◆ **SHORT TASK**: Copy all the material that follows, keeping every character the same.

Excerpt from a dataset
──────────
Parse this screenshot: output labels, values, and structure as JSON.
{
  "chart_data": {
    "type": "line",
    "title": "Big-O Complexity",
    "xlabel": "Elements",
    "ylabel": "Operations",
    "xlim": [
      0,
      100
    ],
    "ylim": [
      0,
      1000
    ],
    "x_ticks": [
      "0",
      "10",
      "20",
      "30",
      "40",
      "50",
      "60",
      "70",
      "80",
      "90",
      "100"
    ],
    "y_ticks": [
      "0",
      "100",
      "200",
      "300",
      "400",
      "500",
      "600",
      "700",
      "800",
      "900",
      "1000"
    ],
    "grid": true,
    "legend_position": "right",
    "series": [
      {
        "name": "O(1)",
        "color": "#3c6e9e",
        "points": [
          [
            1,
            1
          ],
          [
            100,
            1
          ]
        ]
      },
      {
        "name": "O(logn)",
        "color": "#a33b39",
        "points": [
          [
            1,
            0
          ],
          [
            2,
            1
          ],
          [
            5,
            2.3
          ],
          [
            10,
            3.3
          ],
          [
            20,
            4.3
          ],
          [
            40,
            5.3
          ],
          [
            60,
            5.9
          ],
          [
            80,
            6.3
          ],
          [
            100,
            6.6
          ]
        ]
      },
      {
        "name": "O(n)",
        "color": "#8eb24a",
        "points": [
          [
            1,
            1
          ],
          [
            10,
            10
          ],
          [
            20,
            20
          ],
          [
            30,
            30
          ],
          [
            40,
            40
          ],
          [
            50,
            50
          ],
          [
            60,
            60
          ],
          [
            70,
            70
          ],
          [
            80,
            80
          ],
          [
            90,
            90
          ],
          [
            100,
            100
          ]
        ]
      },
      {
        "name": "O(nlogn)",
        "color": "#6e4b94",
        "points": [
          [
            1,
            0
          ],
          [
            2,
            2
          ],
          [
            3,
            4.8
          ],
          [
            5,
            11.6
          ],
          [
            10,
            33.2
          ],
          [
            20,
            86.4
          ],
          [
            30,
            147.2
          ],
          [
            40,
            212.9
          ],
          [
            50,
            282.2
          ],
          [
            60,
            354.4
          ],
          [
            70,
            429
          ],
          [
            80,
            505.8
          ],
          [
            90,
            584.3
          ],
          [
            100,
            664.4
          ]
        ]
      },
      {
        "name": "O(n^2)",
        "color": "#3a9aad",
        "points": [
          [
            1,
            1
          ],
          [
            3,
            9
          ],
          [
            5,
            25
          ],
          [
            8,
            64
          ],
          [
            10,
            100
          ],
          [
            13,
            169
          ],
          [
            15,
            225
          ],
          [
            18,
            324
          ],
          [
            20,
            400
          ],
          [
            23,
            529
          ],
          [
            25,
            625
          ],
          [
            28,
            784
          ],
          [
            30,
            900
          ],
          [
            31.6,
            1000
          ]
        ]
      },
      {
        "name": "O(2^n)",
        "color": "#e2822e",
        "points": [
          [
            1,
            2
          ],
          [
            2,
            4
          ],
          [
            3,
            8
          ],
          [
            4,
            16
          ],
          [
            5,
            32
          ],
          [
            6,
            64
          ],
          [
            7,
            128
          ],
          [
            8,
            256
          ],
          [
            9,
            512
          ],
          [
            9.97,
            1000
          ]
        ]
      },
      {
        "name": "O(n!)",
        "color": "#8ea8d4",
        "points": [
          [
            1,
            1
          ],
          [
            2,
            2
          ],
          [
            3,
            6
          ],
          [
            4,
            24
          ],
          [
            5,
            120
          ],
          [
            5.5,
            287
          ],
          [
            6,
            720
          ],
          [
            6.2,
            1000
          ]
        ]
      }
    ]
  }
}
──────────
◆ **SOLUTION**:
Parse this screenshot: output labels, values, and structure as JSON.
{
  "chart_data": {
    "type": "line",
    "title": "Big-O Complexity",
    "xlabel": "Elements",
    "ylabel": "Operations",
    "xlim": [
      0,
      100
    ],
    "ylim": [
      0,
      1000
    ],
    "x_ticks": [
      "0",
      "10",
      "20",
      "30",
      "40",
      "50",
      "60",
      "70",
      "80",
      "90",
      "100"
    ],
    "y_ticks": [
      "0",
      "100",
      "200",
      "300",
      "400",
      "500",
      "600",
      "700",
      "800",
      "900",
      "1000"
    ],
    "grid": true,
    "legend_position": "right",
    "series": [
      {
        "name": "O(1)",
        "color": "#3c6e9e",
        "points": [
          [
            1,
            1
          ],
          [
            100,
            1
          ]
        ]
      },
      {
        "name": "O(logn)",
        "color": "#a33b39",
        "points": [
          [
            1,
            0
          ],
          [
            2,
            1
          ],
          [
            5,
            2.3
          ],
          [
            10,
            3.3
          ],
          [
            20,
            4.3
          ],
          [
            40,
            5.3
          ],
          [
            60,
            5.9
          ],
          [
            80,
            6.3
          ],
          [
            100,
            6.6
          ]
        ]
      },
      {
        "name": "O(n)",
        "color": "#8eb24a",
        "points": [
          [
            1,
            1
          ],
          [
            10,
            10
          ],
          [
            20,
            20
          ],
          [
            30,
            30
          ],
          [
            40,
            40
          ],
          [
            50,
            50
          ],
          [
            60,
            60
          ],
          [
            70,
            70
          ],
          [
            80,
            80
          ],
          [
            90,
            90
          ],
          [
            100,
            100
          ]
        ]
      },
      {
        "name": "O(nlogn)",
        "color": "#6e4b94",
        "points": [
          [
            1,
            0
          ],
          [
            2,
            2
          ],
          [
            3,
            4.8
          ],
          [
            5,
            11.6
          ],
          [
            10,
            33.2
          ],
          [
            20,
            86.4
          ],
          [
            30,
            147.2
          ],
          [
            40,
            212.9
          ],
          [
            50,
            282.2
          ],
          [
            60,
            354.4
          ],
          [
            70,
            429
          ],
          [
            80,
            505.8
          ],
          [
            90,
            584.3
          ],
          [
            100,
            664.4
          ]
        ]
      },
      {
        "name": "O(n^2)",
        "color": "#3a9aad",
        "points": [
          [
            1,
            1
          ],
          [
            3,
            9
          ],
          [
            5,
            25
          ],
          [
            8,
            64
          ],
          [
            10,
            100
          ],
          [
            13,
            169
          ],
          [
            15,
            225
          ],
          [
            18,
            324
          ],
          [
            20,
            400
          ],
          [
            23,
            529
          ],
          [
            25,
            625
          ],
          [
            28,
            784
          ],
          [
            30,
            900
          ],
          [
            31.6,
            1000
          ]
        ]
      },
      {
        "name": "O(2^n)",
        "color": "#e2822e",
        "points": [
          [
            1,
            2
          ],
          [
            2,
            4
          ],
          [
            3,
            8
          ],
          [
            4,
            16
          ],
          [
            5,
            32
          ],
          [
            6,
            64
          ],
          [
            7,
            128
          ],
          [
            8,
            256
          ],
          [
            9,
            512
          ],
          [
            9.97,
            1000
          ]
        ]
      },
      {
        "name": "O(n!)",
        "color": "#8ea8d4",
        "points": [
          [
            1,
            1
          ],
          [
            2,
            2
          ],
          [
            3,
            6
          ],
          [
            4,
            24
          ],
          [
            5,
            120
          ],
          [
            5.5,
            287
          ],
          [
            6,
            720
          ],
          [
            6.2,
            1000
          ]
        ]
      }
    ]
  }
}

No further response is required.